====== INFORMATION PROVIDED

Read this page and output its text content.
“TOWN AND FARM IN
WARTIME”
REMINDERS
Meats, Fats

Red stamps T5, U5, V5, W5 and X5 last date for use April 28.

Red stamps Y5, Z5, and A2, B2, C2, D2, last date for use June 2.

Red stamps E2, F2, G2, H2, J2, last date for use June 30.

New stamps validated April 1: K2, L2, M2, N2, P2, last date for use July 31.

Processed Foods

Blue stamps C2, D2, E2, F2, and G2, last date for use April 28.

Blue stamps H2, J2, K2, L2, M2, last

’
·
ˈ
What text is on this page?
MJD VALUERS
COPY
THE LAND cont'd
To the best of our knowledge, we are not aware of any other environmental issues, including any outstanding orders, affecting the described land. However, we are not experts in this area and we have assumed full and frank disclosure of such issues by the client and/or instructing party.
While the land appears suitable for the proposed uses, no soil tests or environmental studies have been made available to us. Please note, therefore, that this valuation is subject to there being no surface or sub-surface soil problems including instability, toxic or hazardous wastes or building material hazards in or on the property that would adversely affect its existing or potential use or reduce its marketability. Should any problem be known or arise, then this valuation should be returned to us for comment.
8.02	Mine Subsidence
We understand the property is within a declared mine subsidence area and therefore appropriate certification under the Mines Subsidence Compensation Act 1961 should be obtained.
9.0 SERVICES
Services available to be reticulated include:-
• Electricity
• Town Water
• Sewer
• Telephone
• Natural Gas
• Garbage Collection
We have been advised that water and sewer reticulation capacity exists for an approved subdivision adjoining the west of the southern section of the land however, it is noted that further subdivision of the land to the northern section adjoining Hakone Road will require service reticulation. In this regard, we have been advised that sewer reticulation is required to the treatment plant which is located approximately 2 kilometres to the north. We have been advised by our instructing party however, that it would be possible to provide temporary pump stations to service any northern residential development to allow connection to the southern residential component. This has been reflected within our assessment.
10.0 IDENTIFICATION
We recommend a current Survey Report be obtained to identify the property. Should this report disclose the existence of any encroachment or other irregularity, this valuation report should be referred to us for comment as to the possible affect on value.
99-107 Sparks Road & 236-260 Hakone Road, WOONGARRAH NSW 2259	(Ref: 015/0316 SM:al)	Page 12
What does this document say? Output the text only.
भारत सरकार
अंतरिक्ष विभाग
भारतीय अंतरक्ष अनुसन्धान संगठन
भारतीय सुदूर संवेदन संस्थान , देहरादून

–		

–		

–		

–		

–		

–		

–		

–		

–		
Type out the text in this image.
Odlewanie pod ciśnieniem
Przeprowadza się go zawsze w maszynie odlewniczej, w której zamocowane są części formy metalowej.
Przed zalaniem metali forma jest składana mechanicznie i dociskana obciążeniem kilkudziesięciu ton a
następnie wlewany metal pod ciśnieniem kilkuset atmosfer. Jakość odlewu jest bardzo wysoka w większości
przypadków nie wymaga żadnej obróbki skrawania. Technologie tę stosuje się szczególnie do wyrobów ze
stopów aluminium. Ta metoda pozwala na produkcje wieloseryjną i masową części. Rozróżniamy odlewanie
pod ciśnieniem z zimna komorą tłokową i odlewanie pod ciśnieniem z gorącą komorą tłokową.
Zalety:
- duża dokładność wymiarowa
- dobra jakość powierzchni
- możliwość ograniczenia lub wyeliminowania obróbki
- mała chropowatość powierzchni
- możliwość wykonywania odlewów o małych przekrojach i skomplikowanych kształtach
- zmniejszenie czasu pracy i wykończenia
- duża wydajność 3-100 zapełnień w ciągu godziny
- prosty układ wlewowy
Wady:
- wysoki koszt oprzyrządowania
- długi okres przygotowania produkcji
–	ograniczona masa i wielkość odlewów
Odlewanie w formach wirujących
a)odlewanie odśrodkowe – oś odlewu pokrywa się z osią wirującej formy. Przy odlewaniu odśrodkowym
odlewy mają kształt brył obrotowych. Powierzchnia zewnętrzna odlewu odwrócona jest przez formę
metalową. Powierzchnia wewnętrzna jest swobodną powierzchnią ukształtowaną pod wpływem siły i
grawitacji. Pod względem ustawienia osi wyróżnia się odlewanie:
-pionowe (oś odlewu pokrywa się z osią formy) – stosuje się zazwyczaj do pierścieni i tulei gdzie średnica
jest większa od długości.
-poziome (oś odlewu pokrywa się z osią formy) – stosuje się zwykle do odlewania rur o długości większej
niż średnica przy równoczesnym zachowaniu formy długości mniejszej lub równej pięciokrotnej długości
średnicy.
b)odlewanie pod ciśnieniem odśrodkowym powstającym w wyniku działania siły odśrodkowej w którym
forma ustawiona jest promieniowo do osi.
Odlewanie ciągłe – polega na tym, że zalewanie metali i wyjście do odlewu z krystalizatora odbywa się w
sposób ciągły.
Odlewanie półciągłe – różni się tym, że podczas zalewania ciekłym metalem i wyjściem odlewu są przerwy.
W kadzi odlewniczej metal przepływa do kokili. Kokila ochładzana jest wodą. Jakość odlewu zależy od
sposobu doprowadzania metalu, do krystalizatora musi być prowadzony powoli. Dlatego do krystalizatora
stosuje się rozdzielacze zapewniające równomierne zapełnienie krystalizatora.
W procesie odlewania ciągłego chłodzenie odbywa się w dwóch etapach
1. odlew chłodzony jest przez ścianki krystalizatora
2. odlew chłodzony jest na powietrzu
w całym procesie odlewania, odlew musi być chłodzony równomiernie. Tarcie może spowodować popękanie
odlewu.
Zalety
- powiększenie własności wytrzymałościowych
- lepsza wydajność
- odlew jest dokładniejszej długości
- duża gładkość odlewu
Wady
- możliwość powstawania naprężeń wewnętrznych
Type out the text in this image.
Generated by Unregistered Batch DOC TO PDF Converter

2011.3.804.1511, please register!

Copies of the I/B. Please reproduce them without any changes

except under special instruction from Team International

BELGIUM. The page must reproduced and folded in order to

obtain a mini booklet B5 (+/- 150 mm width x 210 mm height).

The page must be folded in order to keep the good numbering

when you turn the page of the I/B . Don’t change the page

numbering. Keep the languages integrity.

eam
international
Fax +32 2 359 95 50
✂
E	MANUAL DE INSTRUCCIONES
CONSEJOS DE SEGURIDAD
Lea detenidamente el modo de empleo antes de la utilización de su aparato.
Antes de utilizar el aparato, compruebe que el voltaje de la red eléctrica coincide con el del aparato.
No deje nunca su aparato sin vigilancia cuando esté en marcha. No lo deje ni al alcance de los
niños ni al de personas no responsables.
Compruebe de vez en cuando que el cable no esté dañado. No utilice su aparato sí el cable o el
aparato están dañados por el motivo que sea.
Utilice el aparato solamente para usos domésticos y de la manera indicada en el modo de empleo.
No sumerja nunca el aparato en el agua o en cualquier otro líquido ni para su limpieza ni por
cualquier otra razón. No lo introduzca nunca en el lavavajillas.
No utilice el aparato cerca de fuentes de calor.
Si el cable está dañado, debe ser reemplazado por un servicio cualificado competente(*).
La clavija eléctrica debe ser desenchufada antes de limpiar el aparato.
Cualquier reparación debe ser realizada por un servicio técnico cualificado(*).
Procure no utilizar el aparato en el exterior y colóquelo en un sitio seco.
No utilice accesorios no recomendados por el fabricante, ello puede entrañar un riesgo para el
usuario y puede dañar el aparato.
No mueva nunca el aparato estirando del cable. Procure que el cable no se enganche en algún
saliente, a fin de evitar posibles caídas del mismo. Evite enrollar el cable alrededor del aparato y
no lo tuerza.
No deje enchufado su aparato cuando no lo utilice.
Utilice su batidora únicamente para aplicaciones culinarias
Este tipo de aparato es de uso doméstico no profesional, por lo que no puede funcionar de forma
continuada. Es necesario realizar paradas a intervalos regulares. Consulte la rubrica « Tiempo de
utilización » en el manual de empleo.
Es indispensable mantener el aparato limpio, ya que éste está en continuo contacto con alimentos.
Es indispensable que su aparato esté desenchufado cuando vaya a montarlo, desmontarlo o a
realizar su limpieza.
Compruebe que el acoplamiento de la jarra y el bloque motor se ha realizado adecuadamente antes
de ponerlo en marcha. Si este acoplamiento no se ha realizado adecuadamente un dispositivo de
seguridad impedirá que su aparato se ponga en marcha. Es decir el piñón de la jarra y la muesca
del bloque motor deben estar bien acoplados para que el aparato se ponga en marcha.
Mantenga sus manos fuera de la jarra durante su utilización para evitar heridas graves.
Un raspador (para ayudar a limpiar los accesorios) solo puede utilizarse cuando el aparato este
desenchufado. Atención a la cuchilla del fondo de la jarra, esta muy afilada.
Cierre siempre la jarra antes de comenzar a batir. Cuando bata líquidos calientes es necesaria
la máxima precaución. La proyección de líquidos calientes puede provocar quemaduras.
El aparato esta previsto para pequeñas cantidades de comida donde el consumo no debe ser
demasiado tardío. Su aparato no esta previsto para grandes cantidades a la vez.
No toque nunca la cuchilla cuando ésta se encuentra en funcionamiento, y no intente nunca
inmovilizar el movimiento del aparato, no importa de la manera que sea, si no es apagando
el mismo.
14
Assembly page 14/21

============

» WHAT THE EXERCISE ASKS
In the records above, collect each line with "eléctrica".

» FINAL RESULT
Antes de utilizar el aparato, compruebe que el voltaje de la red eléctrica coincide con el del aparato.
La clavija eléctrica debe ser desenchufada antes de limpiar el aparato.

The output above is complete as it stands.